BRIEF -> All of the data should be repeated exactly; pictures are not part of the copy.
─── INFORMATION GIVEN
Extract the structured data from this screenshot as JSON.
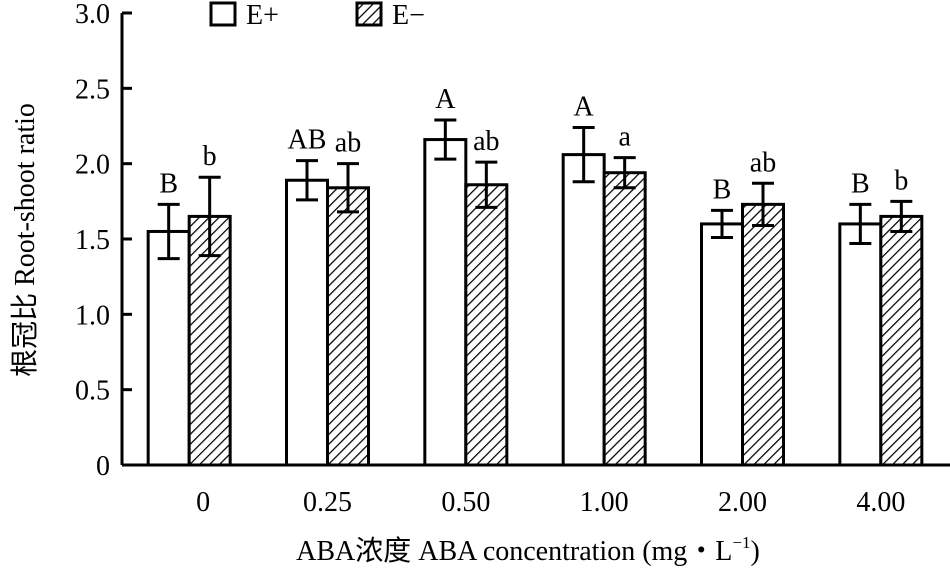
{
  "chart_data": {
    "type": "bar",
    "title": "",
    "xlabel": "ABA浓度 ABA concentration (mg・L⁻¹)",
    "xlabel_main": "ABA浓度 ABA concentration (mg・L",
    "xlabel_sup": "−1",
    "xlabel_end": ")",
    "ylabel": "根冠比 Root-shoot ratio",
    "ylim": [
      0,
      3.0
    ],
    "yticks": [
      "0",
      "0.5",
      "1.0",
      "1.5",
      "2.0",
      "2.5",
      "3.0"
    ],
    "categories": [
      "0",
      "0.25",
      "0.50",
      "1.00",
      "2.00",
      "4.00"
    ],
    "legend_position": "top",
    "series": [
      {
        "name": "E+",
        "fill": "none",
        "values": [
          1.55,
          1.89,
          2.16,
          2.06,
          1.6,
          1.6
        ],
        "errors": [
          0.18,
          0.13,
          0.13,
          0.18,
          0.09,
          0.13
        ],
        "labels": [
          "B",
          "AB",
          "A",
          "A",
          "B",
          "B"
        ]
      },
      {
        "name": "E−",
        "fill": "hatched",
        "values": [
          1.65,
          1.84,
          1.86,
          1.94,
          1.73,
          1.65
        ],
        "errors": [
          0.26,
          0.16,
          0.15,
          0.1,
          0.14,
          0.1
        ],
        "labels": [
          "b",
          "ab",
          "ab",
          "a",
          "ab",
          "b"
        ]
      }
    ]
  }
}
──────
EXPECTED OUTPUT ->
Extract the structured data from this screenshot as JSON.
{
  "chart_data": {
    "type": "bar",
    "title": "",
    "xlabel": "ABA浓度 ABA concentration (mg・L⁻¹)",
    "xlabel_main": "ABA浓度 ABA concentration (mg・L",
    "xlabel_sup": "−1",
    "xlabel_end": ")",
    "ylabel": "根冠比 Root-shoot ratio",
    "ylim": [
      0,
      3.0
    ],
    "yticks": [
      "0",
      "0.5",
      "1.0",
      "1.5",
      "2.0",
      "2.5",
      "3.0"
    ],
    "categories": [
      "0",
      "0.25",
      "0.50",
      "1.00",
      "2.00",
      "4.00"
    ],
    "legend_position": "top",
    "series": [
      {
        "name": "E+",
        "fill": "none",
        "values": [
          1.55,
          1.89,
          2.16,
          2.06,
          1.6,
          1.6
        ],
        "errors": [
          0.18,
          0.13,
          0.13,
          0.18,
          0.09,
          0.13
        ],
        "labels": [
          "B",
          "AB",
          "A",
          "A",
          "B",
          "B"
        ]
      },
      {
        "name": "E−",
        "fill": "hatched",
        "values": [
          1.65,
          1.84,
          1.86,
          1.94,
          1.73,
          1.65
        ],
        "errors": [
          0.26,
          0.16,
          0.15,
          0.1,
          0.14,
          0.1
        ],
        "labels": [
          "b",
          "ab",
          "ab",
          "a",
          "ab",
          "b"
        ]
      }
    ]
  }
}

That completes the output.